**Your objective**
Using the data below, tally the lines that include the string "image". Only the number is wanted.

**Excerpted records**
******

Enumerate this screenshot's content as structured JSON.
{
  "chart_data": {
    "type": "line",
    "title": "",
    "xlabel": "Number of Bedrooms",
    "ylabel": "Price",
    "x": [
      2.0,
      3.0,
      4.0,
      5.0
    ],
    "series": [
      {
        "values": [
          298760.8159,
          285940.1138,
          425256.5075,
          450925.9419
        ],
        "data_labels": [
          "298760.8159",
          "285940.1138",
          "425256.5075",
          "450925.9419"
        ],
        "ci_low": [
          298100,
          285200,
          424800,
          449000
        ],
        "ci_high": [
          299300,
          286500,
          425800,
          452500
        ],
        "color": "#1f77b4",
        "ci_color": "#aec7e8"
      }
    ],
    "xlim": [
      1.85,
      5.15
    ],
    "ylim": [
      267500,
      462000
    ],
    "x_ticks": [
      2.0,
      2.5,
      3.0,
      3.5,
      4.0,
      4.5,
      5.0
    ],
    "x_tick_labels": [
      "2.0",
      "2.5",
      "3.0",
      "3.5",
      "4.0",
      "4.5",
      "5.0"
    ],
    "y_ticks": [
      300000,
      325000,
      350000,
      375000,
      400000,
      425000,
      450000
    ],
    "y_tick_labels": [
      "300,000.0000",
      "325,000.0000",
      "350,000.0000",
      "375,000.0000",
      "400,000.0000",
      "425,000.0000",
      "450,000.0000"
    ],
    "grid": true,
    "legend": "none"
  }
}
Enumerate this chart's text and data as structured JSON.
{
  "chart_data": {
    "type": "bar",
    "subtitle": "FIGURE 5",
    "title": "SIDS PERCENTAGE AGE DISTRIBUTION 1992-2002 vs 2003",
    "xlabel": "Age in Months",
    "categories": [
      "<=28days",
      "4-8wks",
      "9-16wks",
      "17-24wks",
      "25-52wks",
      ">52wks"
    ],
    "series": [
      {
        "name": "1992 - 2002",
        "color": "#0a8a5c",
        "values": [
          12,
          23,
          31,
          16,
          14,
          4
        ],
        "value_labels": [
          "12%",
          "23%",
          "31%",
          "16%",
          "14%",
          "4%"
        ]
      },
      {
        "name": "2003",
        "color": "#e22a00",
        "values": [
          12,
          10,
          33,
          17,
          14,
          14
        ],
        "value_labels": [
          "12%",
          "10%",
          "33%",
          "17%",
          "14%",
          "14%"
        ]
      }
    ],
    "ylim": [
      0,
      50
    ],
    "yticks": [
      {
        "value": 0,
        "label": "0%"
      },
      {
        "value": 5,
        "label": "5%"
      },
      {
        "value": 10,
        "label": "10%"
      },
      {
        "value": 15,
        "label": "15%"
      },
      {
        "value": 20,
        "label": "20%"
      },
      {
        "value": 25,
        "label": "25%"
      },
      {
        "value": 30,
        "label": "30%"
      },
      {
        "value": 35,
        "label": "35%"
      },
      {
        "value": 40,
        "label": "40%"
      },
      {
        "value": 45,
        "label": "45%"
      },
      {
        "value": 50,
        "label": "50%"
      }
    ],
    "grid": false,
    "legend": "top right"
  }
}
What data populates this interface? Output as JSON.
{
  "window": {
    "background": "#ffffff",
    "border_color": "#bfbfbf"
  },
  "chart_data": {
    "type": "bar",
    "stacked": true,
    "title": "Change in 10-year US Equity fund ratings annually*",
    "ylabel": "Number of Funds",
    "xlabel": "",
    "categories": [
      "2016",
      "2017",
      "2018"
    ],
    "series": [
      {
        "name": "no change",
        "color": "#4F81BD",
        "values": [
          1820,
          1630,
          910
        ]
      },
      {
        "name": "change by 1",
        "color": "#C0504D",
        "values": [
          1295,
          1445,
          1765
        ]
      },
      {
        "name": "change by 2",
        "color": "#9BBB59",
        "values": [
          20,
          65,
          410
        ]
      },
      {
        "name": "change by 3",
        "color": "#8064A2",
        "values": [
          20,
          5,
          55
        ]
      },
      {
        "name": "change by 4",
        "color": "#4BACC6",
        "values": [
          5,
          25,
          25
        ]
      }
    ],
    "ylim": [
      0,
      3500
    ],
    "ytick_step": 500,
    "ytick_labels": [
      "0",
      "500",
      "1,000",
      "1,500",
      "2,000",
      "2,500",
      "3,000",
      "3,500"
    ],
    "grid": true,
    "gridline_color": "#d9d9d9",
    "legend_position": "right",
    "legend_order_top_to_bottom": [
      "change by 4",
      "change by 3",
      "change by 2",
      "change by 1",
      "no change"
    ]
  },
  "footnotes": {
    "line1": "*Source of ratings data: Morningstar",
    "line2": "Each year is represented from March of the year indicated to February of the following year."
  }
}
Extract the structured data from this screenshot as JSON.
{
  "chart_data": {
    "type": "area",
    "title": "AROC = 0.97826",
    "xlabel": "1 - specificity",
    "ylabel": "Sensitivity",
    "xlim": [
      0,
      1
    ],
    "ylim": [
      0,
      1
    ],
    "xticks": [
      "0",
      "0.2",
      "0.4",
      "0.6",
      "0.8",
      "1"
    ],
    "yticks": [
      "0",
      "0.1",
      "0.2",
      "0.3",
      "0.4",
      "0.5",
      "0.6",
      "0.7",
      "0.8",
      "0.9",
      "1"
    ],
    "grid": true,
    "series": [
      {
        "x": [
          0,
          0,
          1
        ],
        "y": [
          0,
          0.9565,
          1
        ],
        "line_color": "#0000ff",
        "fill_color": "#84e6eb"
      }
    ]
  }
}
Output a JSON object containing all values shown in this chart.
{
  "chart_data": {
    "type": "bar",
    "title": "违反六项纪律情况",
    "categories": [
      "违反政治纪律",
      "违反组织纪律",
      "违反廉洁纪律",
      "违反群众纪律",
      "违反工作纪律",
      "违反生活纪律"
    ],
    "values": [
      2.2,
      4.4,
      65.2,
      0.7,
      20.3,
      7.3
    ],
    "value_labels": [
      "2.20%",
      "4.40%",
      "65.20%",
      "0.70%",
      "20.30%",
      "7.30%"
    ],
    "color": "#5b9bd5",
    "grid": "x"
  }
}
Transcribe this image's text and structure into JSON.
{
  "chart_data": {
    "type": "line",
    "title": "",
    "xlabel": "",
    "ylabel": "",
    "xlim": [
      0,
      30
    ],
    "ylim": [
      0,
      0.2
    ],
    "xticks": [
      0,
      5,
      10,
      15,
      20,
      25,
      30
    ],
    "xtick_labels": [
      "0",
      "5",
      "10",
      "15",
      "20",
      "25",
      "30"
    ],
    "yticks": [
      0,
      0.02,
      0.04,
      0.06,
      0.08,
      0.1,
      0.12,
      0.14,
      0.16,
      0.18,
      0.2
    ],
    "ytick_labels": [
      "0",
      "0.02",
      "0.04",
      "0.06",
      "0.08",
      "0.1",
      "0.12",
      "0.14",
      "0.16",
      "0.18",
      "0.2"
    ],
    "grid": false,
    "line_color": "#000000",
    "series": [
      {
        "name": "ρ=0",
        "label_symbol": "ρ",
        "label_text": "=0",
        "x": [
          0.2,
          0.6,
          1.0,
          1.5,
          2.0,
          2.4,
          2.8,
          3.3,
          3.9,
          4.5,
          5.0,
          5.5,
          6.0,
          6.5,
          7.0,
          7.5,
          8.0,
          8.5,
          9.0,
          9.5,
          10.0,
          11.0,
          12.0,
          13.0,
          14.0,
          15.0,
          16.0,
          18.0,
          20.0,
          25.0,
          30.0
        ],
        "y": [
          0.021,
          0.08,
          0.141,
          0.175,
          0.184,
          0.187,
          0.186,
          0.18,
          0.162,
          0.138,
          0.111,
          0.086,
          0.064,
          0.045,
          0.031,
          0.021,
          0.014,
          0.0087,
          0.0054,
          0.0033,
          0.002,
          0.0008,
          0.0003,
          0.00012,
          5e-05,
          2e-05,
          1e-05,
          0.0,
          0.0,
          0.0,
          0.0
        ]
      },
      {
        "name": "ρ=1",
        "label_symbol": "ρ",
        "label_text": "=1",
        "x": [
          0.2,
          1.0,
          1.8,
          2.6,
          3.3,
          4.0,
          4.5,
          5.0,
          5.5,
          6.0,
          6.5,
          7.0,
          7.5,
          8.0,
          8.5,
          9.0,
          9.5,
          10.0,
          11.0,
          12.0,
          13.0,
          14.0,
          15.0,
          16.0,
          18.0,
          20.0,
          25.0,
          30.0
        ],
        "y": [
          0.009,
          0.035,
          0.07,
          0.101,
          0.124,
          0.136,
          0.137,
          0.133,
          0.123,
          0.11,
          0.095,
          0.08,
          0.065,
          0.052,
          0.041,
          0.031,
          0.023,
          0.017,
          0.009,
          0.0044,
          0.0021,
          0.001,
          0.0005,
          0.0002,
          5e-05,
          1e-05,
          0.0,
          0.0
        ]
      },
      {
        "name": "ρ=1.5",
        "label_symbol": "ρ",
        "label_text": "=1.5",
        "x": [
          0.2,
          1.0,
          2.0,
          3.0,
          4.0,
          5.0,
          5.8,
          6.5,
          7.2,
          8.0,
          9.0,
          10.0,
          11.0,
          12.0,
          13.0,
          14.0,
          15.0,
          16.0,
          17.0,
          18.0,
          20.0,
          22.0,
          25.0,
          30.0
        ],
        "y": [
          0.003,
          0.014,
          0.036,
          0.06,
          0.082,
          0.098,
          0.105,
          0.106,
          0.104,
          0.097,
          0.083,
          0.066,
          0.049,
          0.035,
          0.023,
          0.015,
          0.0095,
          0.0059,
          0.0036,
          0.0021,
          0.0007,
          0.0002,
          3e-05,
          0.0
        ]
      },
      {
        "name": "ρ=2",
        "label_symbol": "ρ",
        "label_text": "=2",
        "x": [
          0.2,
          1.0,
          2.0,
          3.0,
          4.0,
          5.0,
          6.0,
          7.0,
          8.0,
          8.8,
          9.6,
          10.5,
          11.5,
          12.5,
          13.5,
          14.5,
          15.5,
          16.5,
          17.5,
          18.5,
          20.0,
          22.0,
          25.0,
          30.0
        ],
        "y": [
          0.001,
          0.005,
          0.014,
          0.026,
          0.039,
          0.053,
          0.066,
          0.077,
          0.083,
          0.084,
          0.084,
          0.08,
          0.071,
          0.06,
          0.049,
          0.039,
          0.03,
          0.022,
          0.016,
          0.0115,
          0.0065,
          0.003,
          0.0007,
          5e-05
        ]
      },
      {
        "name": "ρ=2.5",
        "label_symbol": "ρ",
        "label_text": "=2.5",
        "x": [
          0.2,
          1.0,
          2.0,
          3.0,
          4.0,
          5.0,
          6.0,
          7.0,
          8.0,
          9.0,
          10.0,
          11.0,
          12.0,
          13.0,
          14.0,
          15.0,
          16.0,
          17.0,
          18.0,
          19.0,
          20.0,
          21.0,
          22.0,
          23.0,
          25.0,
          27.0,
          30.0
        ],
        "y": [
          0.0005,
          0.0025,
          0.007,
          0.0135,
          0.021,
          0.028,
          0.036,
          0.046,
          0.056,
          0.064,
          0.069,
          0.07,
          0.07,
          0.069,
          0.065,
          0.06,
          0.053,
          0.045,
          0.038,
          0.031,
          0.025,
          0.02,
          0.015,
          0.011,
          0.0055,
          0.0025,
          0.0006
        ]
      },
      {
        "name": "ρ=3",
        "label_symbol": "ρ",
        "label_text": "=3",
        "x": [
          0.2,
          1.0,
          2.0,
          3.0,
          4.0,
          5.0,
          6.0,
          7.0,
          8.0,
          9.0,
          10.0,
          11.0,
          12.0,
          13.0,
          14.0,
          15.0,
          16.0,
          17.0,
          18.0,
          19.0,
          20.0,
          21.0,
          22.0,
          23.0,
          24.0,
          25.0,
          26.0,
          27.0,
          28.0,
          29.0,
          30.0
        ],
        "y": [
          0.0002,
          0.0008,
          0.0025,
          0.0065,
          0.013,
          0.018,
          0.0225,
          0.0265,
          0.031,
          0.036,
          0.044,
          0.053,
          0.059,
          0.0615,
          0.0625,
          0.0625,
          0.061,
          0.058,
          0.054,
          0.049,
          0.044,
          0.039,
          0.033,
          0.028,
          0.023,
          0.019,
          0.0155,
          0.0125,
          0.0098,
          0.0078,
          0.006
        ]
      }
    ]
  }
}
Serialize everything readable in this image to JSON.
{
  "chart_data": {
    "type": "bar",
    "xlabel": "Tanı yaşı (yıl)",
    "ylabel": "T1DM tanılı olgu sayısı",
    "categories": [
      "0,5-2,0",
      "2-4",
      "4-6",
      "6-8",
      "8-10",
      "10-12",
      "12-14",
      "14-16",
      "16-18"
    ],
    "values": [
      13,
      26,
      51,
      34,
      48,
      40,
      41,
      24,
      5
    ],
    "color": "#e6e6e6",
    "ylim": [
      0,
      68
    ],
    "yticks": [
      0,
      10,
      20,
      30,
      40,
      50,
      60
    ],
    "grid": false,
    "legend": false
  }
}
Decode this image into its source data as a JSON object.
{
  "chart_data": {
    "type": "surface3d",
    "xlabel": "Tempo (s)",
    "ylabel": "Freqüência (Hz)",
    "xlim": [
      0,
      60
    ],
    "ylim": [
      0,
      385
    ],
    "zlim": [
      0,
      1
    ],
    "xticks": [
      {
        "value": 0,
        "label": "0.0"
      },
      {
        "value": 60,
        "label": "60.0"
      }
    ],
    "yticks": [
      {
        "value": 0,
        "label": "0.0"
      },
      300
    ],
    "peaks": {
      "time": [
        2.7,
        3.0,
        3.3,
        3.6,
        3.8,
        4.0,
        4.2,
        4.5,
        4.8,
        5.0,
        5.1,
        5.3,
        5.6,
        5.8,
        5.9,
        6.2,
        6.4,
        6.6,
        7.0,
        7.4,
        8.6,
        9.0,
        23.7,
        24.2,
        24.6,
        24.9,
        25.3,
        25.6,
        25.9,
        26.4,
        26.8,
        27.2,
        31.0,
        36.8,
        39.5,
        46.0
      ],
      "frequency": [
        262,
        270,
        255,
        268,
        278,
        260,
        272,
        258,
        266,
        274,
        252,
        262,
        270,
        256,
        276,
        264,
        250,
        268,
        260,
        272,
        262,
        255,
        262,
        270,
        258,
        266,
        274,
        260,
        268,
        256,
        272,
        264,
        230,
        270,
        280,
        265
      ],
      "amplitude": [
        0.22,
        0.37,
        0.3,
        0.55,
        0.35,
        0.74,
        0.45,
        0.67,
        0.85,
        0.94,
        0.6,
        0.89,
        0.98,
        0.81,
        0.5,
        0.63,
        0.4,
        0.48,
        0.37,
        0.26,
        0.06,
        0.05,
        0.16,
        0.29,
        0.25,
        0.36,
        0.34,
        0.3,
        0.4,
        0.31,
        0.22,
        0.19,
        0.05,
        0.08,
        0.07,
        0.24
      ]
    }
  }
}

******

**Answer to this problem**
3